Stated problem
Locate the word "color" in the data below, then copy every line that holds it.

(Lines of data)
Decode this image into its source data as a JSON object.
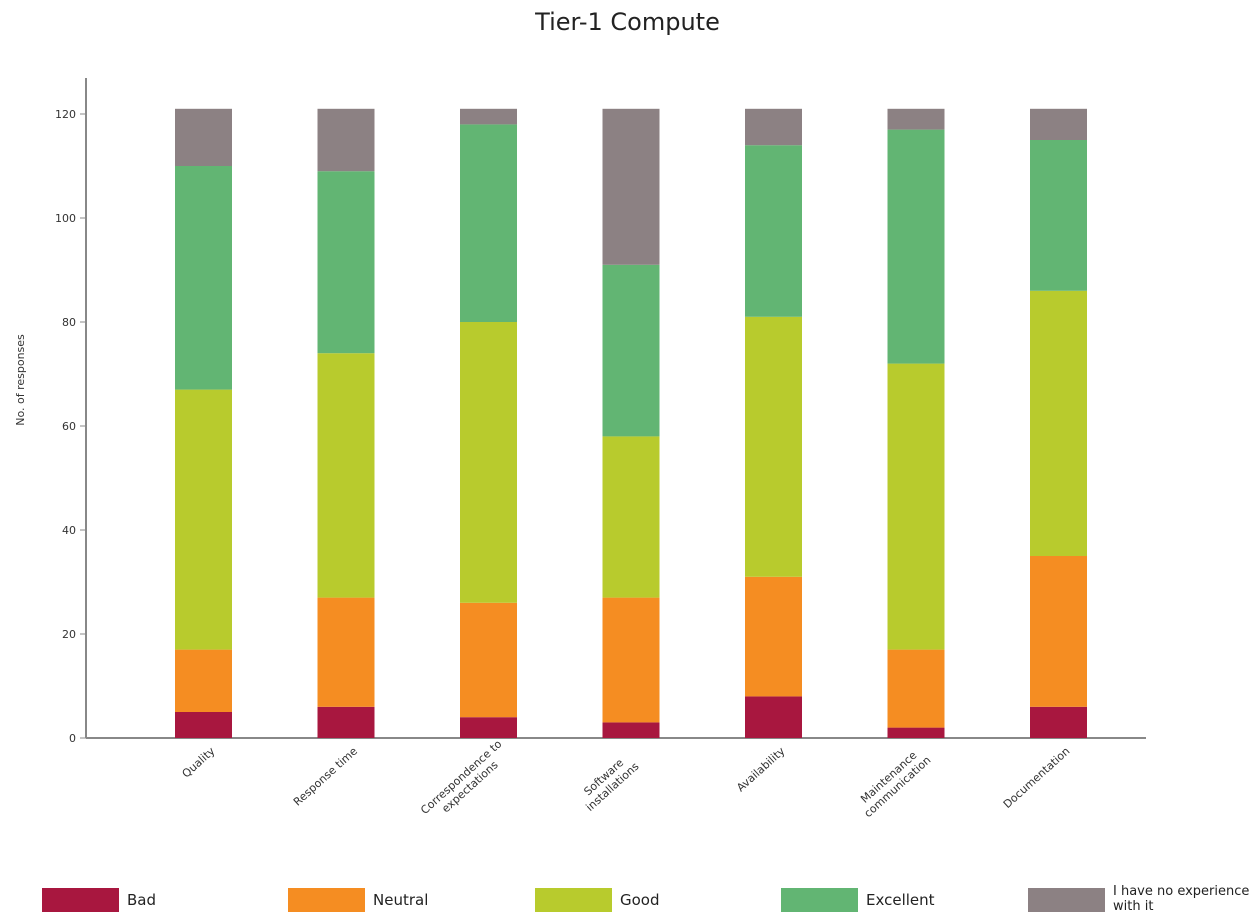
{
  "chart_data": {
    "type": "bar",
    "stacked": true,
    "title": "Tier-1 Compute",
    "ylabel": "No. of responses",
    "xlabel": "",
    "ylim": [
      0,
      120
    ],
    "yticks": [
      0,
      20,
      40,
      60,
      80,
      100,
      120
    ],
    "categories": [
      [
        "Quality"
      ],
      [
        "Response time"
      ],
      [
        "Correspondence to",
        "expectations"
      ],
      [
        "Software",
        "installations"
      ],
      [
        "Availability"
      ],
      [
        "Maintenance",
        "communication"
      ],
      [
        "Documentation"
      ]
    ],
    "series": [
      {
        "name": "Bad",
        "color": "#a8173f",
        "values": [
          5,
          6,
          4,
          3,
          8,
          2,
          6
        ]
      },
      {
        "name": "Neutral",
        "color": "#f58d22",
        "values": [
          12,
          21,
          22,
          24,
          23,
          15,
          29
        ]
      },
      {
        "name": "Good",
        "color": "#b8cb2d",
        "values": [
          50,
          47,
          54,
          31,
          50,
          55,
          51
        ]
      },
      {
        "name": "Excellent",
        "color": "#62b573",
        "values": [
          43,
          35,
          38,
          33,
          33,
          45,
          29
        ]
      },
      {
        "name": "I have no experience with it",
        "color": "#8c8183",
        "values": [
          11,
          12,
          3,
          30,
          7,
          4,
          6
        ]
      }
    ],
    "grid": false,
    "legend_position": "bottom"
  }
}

Written solution
        "color": "#a8173f",
        "color": "#f58d22",
        "color": "#b8cb2d",
        "color": "#62b573",
        "color": "#8c8183",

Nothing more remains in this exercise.